- **EXERCISE OBJECTIVE**:
Copy out the records below, replacing every "Ellipse shape" with "Circle marker" and changing nothing else.

- **EXERCISE INPUTS**:
##############################

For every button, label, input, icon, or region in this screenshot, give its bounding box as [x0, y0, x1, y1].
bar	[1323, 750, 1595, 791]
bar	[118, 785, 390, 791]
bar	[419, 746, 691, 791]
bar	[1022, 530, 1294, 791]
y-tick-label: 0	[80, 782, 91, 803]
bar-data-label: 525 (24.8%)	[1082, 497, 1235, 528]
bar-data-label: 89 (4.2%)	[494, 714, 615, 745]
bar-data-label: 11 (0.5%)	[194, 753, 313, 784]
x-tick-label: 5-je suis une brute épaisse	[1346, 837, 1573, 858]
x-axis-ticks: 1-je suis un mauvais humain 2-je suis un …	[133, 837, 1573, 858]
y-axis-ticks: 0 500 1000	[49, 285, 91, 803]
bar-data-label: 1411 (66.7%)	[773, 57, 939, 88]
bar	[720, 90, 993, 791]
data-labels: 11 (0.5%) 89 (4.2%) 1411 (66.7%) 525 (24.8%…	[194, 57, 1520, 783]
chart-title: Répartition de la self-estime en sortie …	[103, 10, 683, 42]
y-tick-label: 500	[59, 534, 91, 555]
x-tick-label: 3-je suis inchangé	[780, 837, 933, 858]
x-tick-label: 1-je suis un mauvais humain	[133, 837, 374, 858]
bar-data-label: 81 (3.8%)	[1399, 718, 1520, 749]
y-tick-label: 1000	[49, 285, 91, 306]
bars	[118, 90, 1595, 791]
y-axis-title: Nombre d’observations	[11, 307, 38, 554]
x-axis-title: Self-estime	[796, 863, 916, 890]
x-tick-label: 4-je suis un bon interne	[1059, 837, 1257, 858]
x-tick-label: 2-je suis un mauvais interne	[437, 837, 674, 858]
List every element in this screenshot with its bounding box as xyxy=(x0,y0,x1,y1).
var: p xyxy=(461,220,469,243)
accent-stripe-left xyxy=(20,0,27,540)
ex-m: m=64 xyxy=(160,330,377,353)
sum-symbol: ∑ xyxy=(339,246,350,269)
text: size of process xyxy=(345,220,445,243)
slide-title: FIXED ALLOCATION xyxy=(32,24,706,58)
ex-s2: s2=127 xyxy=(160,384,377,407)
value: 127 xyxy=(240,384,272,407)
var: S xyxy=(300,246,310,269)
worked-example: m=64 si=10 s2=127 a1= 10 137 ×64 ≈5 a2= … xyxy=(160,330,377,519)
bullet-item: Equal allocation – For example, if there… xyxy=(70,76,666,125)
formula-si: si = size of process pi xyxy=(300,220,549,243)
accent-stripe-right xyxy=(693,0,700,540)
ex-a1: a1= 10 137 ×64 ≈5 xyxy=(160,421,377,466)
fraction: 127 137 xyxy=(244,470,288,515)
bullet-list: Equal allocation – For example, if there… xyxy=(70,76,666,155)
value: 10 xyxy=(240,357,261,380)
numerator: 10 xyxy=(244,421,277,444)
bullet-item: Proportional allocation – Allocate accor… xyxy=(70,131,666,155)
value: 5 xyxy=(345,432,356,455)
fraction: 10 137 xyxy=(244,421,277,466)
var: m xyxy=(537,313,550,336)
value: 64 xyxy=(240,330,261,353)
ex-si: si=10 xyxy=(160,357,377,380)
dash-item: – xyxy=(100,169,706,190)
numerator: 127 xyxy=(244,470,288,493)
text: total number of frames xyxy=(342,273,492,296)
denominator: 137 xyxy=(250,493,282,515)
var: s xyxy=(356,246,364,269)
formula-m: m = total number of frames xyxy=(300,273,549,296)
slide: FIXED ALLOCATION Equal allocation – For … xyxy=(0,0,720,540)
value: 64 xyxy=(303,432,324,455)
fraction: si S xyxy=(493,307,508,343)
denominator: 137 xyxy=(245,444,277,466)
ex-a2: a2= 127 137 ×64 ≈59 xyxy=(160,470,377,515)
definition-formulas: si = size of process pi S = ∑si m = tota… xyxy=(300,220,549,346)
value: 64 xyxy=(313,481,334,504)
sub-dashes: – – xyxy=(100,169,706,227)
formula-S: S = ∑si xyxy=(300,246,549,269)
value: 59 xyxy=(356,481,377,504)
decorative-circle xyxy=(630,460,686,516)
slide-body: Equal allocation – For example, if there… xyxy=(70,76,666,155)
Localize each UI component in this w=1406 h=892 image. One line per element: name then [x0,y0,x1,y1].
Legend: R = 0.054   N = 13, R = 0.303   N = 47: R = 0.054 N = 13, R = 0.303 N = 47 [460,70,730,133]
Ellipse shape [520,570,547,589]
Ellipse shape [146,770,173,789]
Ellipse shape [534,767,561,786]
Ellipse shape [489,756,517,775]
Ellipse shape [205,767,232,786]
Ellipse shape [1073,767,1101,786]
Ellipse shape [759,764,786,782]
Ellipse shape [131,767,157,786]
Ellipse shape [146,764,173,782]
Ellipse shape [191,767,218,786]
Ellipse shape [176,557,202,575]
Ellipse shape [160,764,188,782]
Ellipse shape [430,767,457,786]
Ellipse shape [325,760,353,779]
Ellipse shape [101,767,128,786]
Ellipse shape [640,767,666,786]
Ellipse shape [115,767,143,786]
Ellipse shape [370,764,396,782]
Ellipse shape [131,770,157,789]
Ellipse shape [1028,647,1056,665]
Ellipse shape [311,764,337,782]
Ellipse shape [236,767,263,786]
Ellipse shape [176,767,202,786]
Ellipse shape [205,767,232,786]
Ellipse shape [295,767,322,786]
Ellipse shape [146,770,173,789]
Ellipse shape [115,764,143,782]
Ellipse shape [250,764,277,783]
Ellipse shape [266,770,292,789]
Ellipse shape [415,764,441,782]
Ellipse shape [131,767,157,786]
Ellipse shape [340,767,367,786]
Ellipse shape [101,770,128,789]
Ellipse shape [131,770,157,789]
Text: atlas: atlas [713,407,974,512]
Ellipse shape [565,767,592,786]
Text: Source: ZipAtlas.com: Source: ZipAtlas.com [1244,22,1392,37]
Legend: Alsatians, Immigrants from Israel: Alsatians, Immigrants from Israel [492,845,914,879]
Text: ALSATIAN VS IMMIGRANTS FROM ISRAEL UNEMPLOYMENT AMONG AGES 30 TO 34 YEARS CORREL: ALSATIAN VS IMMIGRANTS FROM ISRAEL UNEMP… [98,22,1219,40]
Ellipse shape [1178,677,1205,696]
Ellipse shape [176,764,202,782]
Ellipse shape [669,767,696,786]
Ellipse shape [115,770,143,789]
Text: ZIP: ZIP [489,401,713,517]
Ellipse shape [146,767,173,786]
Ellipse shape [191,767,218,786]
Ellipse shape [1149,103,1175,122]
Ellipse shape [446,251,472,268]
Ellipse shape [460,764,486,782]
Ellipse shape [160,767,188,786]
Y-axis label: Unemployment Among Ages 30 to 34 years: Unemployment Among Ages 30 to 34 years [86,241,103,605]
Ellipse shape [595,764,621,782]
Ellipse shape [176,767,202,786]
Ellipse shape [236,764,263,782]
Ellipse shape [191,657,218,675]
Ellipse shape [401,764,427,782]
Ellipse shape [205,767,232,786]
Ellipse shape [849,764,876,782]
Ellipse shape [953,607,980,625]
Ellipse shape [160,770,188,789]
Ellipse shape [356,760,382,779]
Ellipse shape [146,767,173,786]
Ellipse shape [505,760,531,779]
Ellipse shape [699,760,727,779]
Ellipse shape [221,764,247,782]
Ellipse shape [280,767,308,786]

##############################

- **REPLY TO THE TASK**:
For every button, label, input, icon, or region in this screenshot, give its bounding box as [x0, y0, x1, y1].
bar	[1323, 750, 1595, 791]
bar	[118, 785, 390, 791]
bar	[419, 746, 691, 791]
bar	[1022, 530, 1294, 791]
y-tick-label: 0	[80, 782, 91, 803]
bar-data-label: 525 (24.8%)	[1082, 497, 1235, 528]
bar-data-label: 89 (4.2%)	[494, 714, 615, 745]
bar-data-label: 11 (0.5%)	[194, 753, 313, 784]
x-tick-label: 5-je suis une brute épaisse	[1346, 837, 1573, 858]
x-axis-ticks: 1-je suis un mauvais humain 2-je suis un …	[133, 837, 1573, 858]
y-axis-ticks: 0 500 1000	[49, 285, 91, 803]
bar-data-label: 1411 (66.7%)	[773, 57, 939, 88]
bar	[720, 90, 993, 791]
data-labels: 11 (0.5%) 89 (4.2%) 1411 (66.7%) 525 (24.8%…	[194, 57, 1520, 783]
chart-title: Répartition de la self-estime en sortie …	[103, 10, 683, 42]
y-tick-label: 500	[59, 534, 91, 555]
x-tick-label: 3-je suis inchangé	[780, 837, 933, 858]
x-tick-label: 1-je suis un mauvais humain	[133, 837, 374, 858]
bar-data-label: 81 (3.8%)	[1399, 718, 1520, 749]
y-tick-label: 1000	[49, 285, 91, 306]
bars	[118, 90, 1595, 791]
y-axis-title: Nombre d’observations	[11, 307, 38, 554]
x-axis-title: Self-estime	[796, 863, 916, 890]
x-tick-label: 4-je suis un bon interne	[1059, 837, 1257, 858]
x-tick-label: 2-je suis un mauvais interne	[437, 837, 674, 858]
List every element in this screenshot with its bounding box as xyxy=(x0,y0,x1,y1).
var: p xyxy=(461,220,469,243)
accent-stripe-left xyxy=(20,0,27,540)
ex-m: m=64 xyxy=(160,330,377,353)
sum-symbol: ∑ xyxy=(339,246,350,269)
text: size of process xyxy=(345,220,445,243)
slide-title: FIXED ALLOCATION xyxy=(32,24,706,58)
ex-s2: s2=127 xyxy=(160,384,377,407)
value: 127 xyxy=(240,384,272,407)
var: S xyxy=(300,246,310,269)
worked-example: m=64 si=10 s2=127 a1= 10 137 ×64 ≈5 a2= … xyxy=(160,330,377,519)
bullet-item: Equal allocation – For example, if there… xyxy=(70,76,666,125)
formula-si: si = size of process pi xyxy=(300,220,549,243)
accent-stripe-right xyxy=(693,0,700,540)
ex-a1: a1= 10 137 ×64 ≈5 xyxy=(160,421,377,466)
fraction: 127 137 xyxy=(244,470,288,515)
bullet-list: Equal allocation – For example, if there… xyxy=(70,76,666,155)
value: 10 xyxy=(240,357,261,380)
numerator: 10 xyxy=(244,421,277,444)
bullet-item: Proportional allocation – Allocate accor… xyxy=(70,131,666,155)
value: 5 xyxy=(345,432,356,455)
fraction: 10 137 xyxy=(244,421,277,466)
var: m xyxy=(537,313,550,336)
value: 64 xyxy=(240,330,261,353)
ex-si: si=10 xyxy=(160,357,377,380)
dash-item: – xyxy=(100,169,706,190)
numerator: 127 xyxy=(244,470,288,493)
text: total number of frames xyxy=(342,273,492,296)
denominator: 137 xyxy=(250,493,282,515)
var: s xyxy=(356,246,364,269)
formula-m: m = total number of frames xyxy=(300,273,549,296)
slide: FIXED ALLOCATION Equal allocation – For … xyxy=(0,0,720,540)
value: 64 xyxy=(303,432,324,455)
fraction: si S xyxy=(493,307,508,343)
denominator: 137 xyxy=(245,444,277,466)
ex-a2: a2= 127 137 ×64 ≈59 xyxy=(160,470,377,515)
definition-formulas: si = size of process pi S = ∑si m = tota… xyxy=(300,220,549,346)
value: 64 xyxy=(313,481,334,504)
sub-dashes: – – xyxy=(100,169,706,227)
formula-S: S = ∑si xyxy=(300,246,549,269)
value: 59 xyxy=(356,481,377,504)
decorative-circle xyxy=(630,460,686,516)
slide-body: Equal allocation – For example, if there… xyxy=(70,76,666,155)
Localize each UI component in this w=1406 h=892 image. One line per element: name then [x0,y0,x1,y1].
Legend: R = 0.054   N = 13, R = 0.303   N = 47: R = 0.054 N = 13, R = 0.303 N = 47 [460,70,730,133]
Circle marker [520,570,547,589]
Circle marker [146,770,173,789]
Circle marker [534,767,561,786]
Circle marker [489,756,517,775]
Circle marker [205,767,232,786]
Circle marker [1073,767,1101,786]
Circle marker [759,764,786,782]
Circle marker [131,767,157,786]
Circle marker [146,764,173,782]
Circle marker [191,767,218,786]
Circle marker [176,557,202,575]
Circle marker [160,764,188,782]
Circle marker [430,767,457,786]
Circle marker [325,760,353,779]
Circle marker [101,767,128,786]
Circle marker [640,767,666,786]
Circle marker [115,767,143,786]
Circle marker [370,764,396,782]
Circle marker [131,770,157,789]
Circle marker [1028,647,1056,665]
Circle marker [311,764,337,782]
Circle marker [236,767,263,786]
Circle marker [176,767,202,786]
Circle marker [205,767,232,786]
Circle marker [295,767,322,786]
Circle marker [146,770,173,789]
Circle marker [115,764,143,782]
Circle marker [250,764,277,783]
Circle marker [266,770,292,789]
Circle marker [415,764,441,782]
Circle marker [131,767,157,786]
Circle marker [340,767,367,786]
Circle marker [101,770,128,789]
Circle marker [131,770,157,789]
Text: atlas: atlas [713,407,974,512]
Circle marker [565,767,592,786]
Text: Source: ZipAtlas.com: Source: ZipAtlas.com [1244,22,1392,37]
Legend: Alsatians, Immigrants from Israel: Alsatians, Immigrants from Israel [492,845,914,879]
Text: ALSATIAN VS IMMIGRANTS FROM ISRAEL UNEMPLOYMENT AMONG AGES 30 TO 34 YEARS CORREL: ALSATIAN VS IMMIGRANTS FROM ISRAEL UNEMP… [98,22,1219,40]
Circle marker [1178,677,1205,696]
Circle marker [176,764,202,782]
Circle marker [669,767,696,786]
Circle marker [115,770,143,789]
Text: ZIP: ZIP [489,401,713,517]
Circle marker [146,767,173,786]
Circle marker [191,767,218,786]
Circle marker [1149,103,1175,122]
Circle marker [446,251,472,268]
Circle marker [460,764,486,782]
Circle marker [160,767,188,786]
Y-axis label: Unemployment Among Ages 30 to 34 years: Unemployment Among Ages 30 to 34 years [86,241,103,605]
Circle marker [595,764,621,782]
Circle marker [176,767,202,786]
Circle marker [236,764,263,782]
Circle marker [191,657,218,675]
Circle marker [401,764,427,782]
Circle marker [205,767,232,786]
Circle marker [849,764,876,782]
Circle marker [953,607,980,625]
Circle marker [160,770,188,789]
Circle marker [356,760,382,779]
Circle marker [146,767,173,786]
Circle marker [505,760,531,779]
Circle marker [699,760,727,779]
Circle marker [221,764,247,782]
Circle marker [280,767,308,786]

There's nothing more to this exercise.